## DATA EXCERPTS
---
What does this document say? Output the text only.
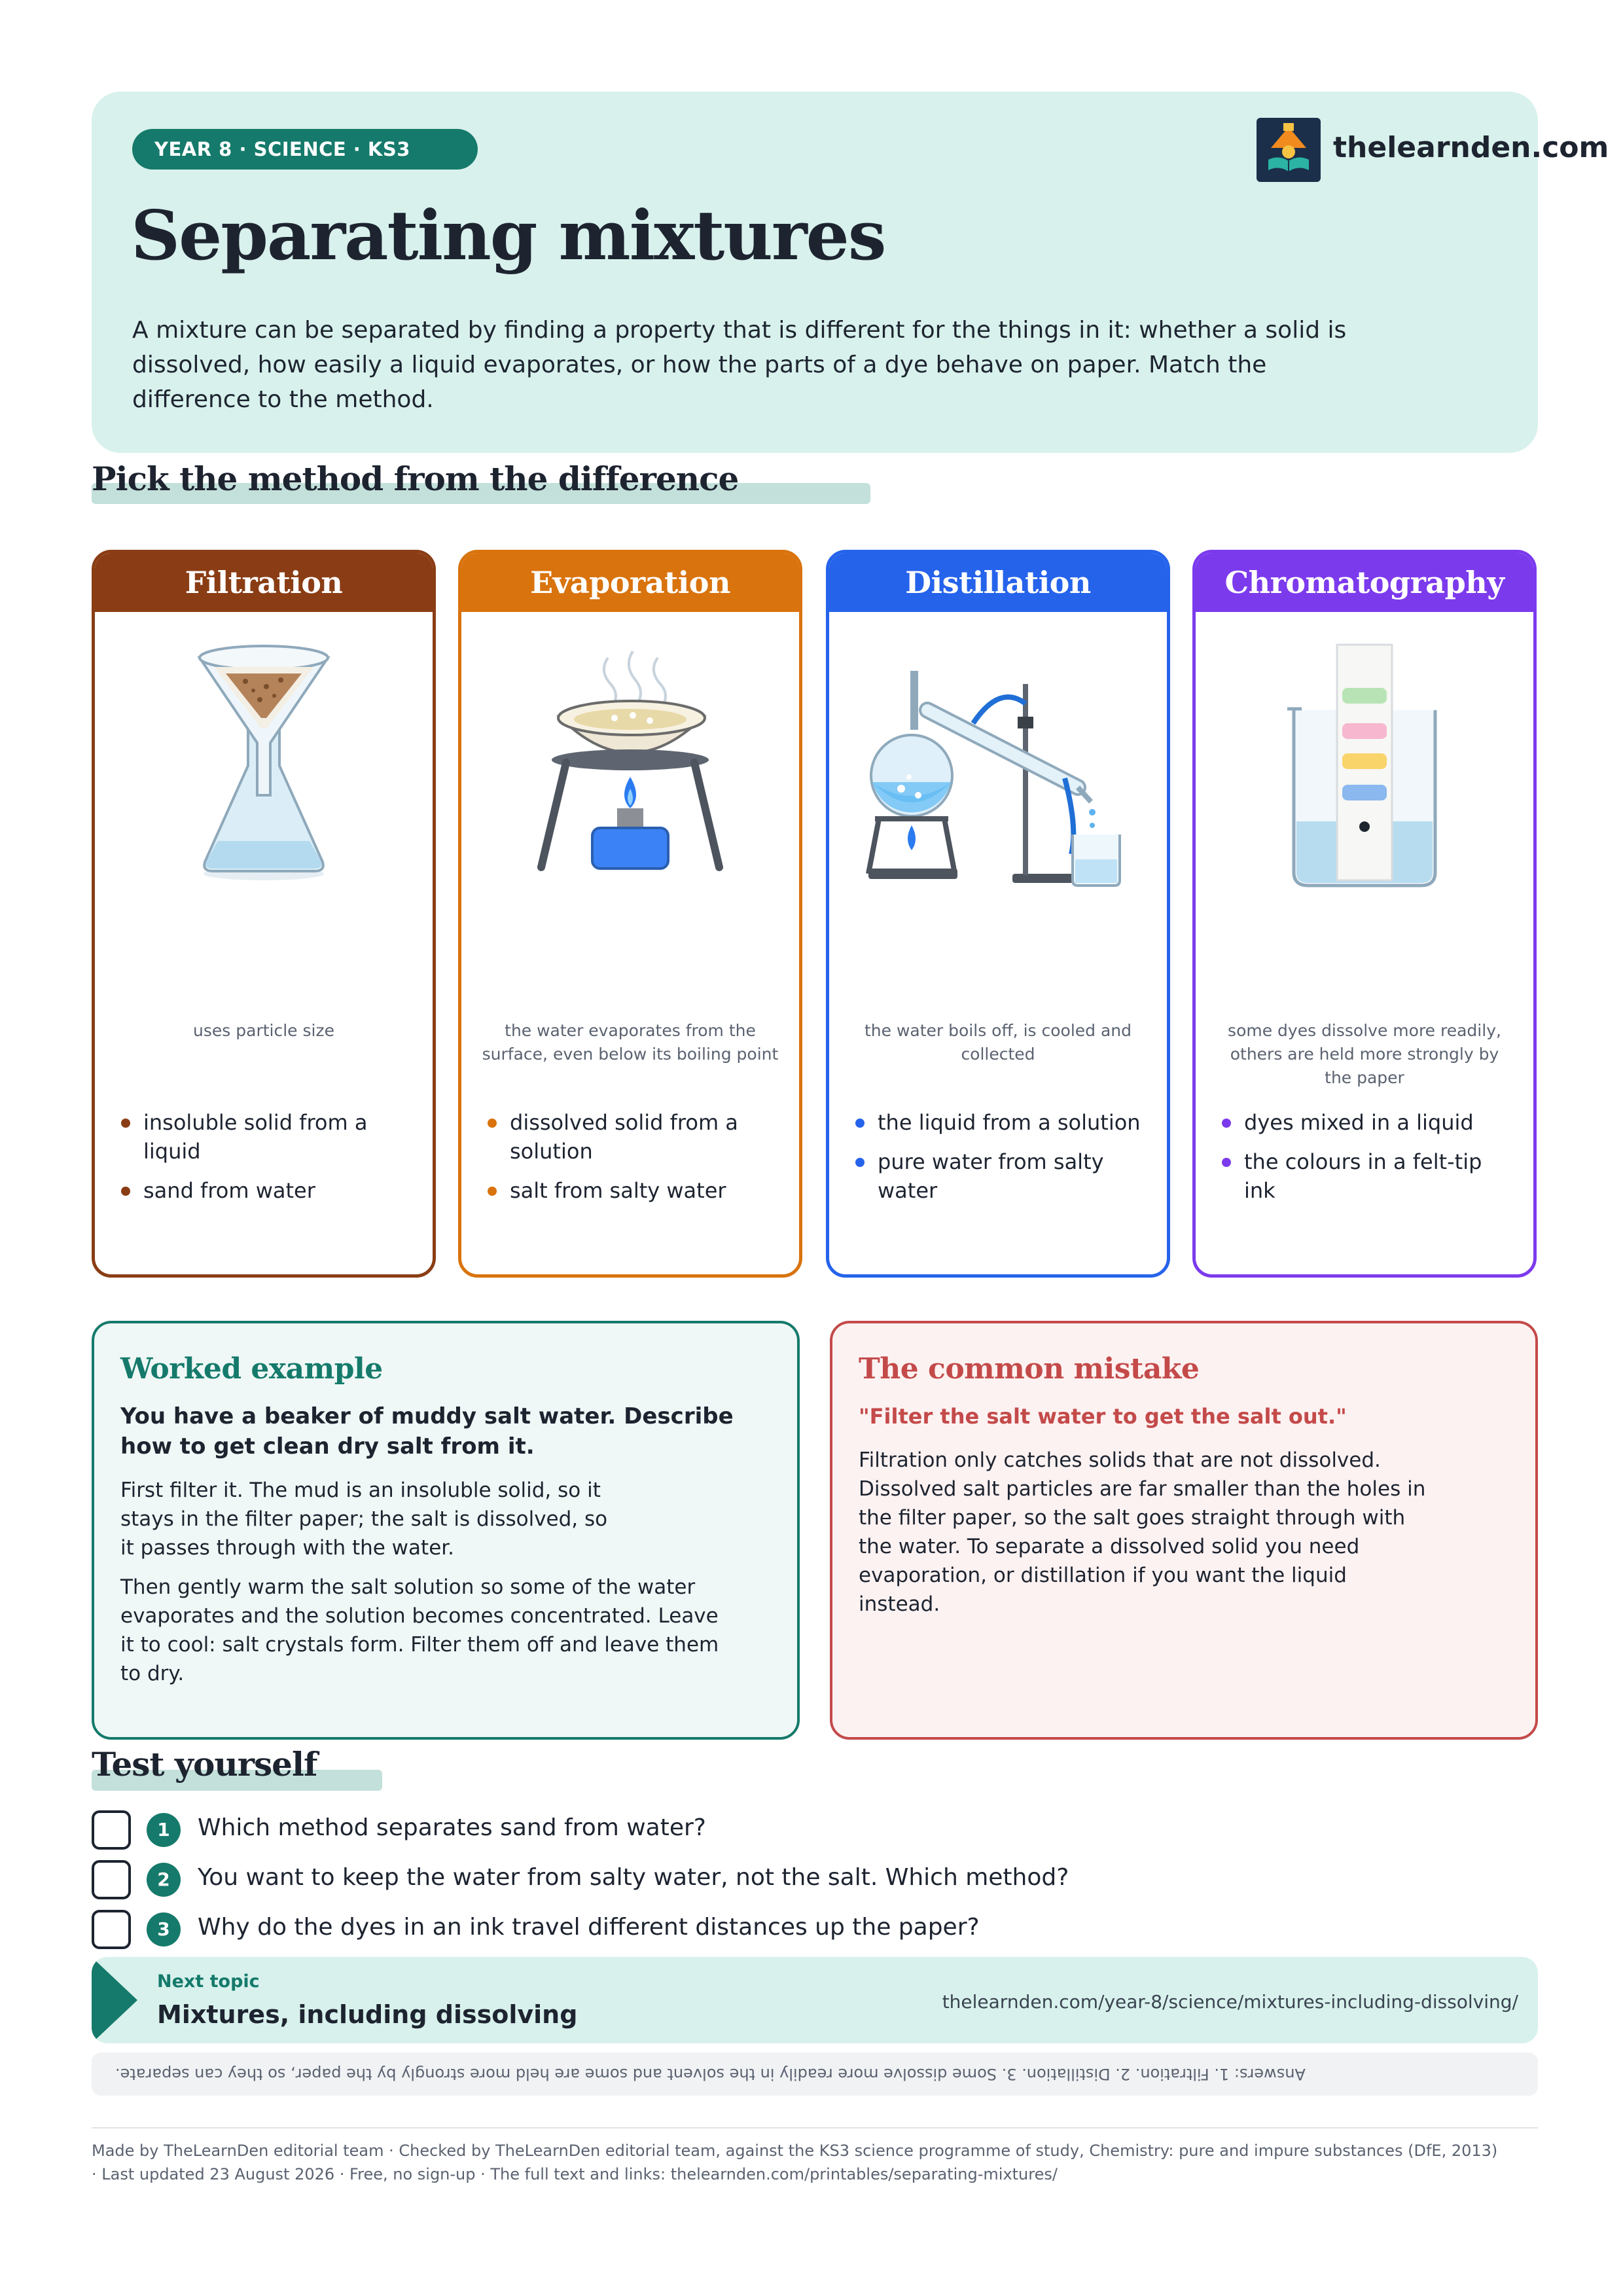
YEAR 8 · SCIENCE · KS3	thelearnden.com
Separating mixtures
A mixture can be separated by finding a property that is different for the things in it: whether a solid is dissolved, how easily a liquid evaporates, or how the parts of a dye behave on paper. Match the difference to the method.
Pick the method from the difference
Filtration
uses particle size
insoluble solid from a liquid
sand from water
Evaporation
the water evaporates from the surface, even below its boiling point
dissolved solid from a solution
salt from salty water
Distillation
the water boils off, is cooled and collected
the liquid from a solution
pure water from salty water
Chromatography
some dyes dissolve more readily, others are held more strongly by the paper
dyes mixed in a liquid
the colours in a felt-tip ink
Worked example
You have a beaker of muddy salt water. Describe how to get clean dry salt from it.
First filter it. The mud is an insoluble solid, so it stays in the filter paper; the salt is dissolved, so it passes through with the water.
Then gently warm the salt solution so some of the water evaporates and the solution becomes concentrated. Leave it to cool: salt crystals form. Filter them off and leave them to dry.
The common mistake
"Filter the salt water to get the salt out."
Filtration only catches solids that are not dissolved. Dissolved salt particles are far smaller than the holes in the filter paper, so the salt goes straight through with the water. To separate a dissolved solid you need evaporation, or distillation if you want the liquid instead.
Test yourself
1	Which method separates sand from water?
2	You want to keep the water from salty water, not the salt. Which method?
3	Why do the dyes in an ink travel different distances up the paper?
Next topic
Mixtures, including dissolving	thelearnden.com/year-8/science/mixtures-including-dissolving/
Answers: 1. Filtration. 2. Distillation. 3. Some dissolve more readily in the solvent and some are held more strongly by the paper, so they can separate.
Made by TheLearnDen editorial team · Checked by TheLearnDen editorial team, against the KS3 science programme of study, Chemistry: pure and impure substances (DfE, 2013)
· Last updated 23 August 2026 · Free, no sign-up · The full text and links: thelearnden.com/printables/separating-mixtures/
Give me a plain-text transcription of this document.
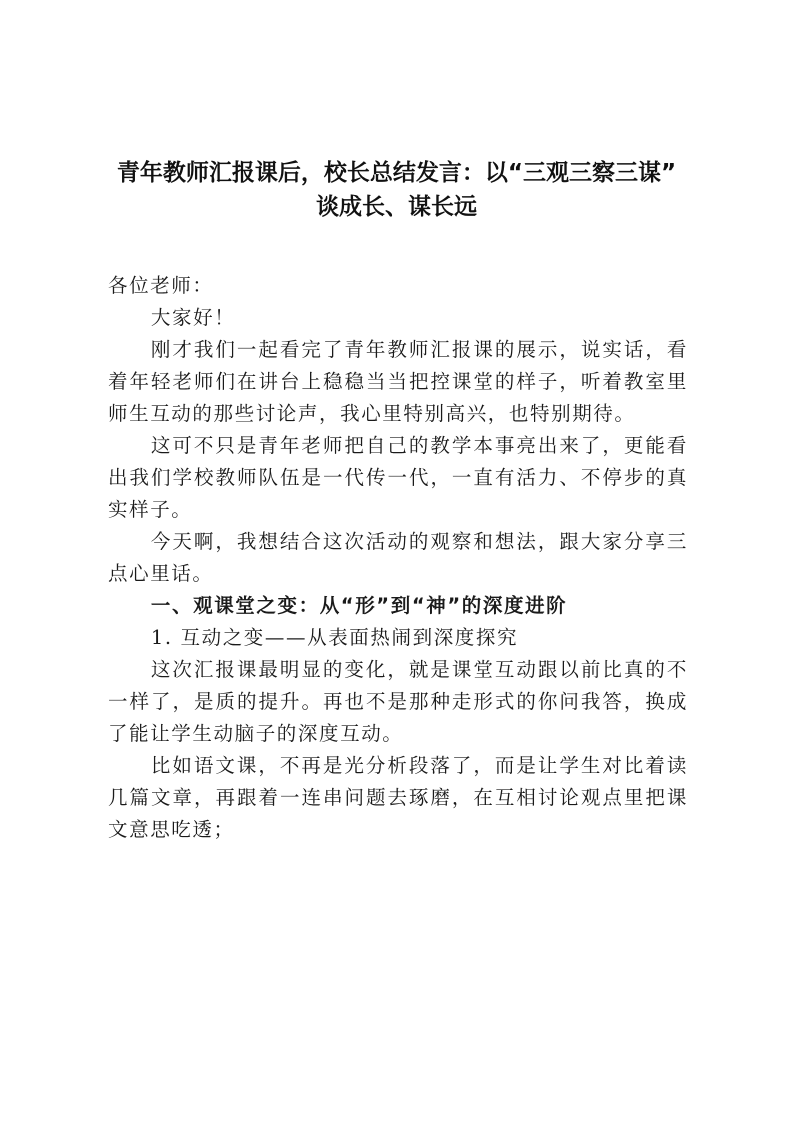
青年教师汇报课后，校长总结发言：以“三观三察三谋”
谈成长、谋长远

各位老师：

大家好！

刚才我们一起看完了青年教师汇报课的展示，说实话，看着年轻老师们在讲台上稳稳当当把控课堂的样子，听着教室里师生互动的那些讨论声，我心里特别高兴，也特别期待。

这可不只是青年老师把自己的教学本事亮出来了，更能看出我们学校教师队伍是一代传一代，一直有活力、不停步的真实样子。

今天啊，我想结合这次活动的观察和想法，跟大家分享三点心里话。

一、观课堂之变：从“形”到“神”的深度进阶

1. 互动之变——从表面热闹到深度探究

这次汇报课最明显的变化，就是课堂互动跟以前比真的不一样了，是质的提升。再也不是那种走形式的你问我答，换成了能让学生动脑子的深度互动。

比如语文课，不再是光分析段落了，而是让学生对比着读几篇文章，再跟着一连串问题去琢磨，在互相讨论观点里把课文意思吃透；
---
## SHORT PROBLEM
Look over the listing. Pull out every line with the string "method" in it.

## THE ANSWER
A mixture can be separated by finding a property that is different for the things in it: whether a solid is dissolved, how easily a liquid evaporates, or how the parts of a dye behave on paper. Match the difference to the method.
Pick the method from the difference
1	Which method separates sand from water?
2	You want to keep the water from salty water, not the salt. Which method?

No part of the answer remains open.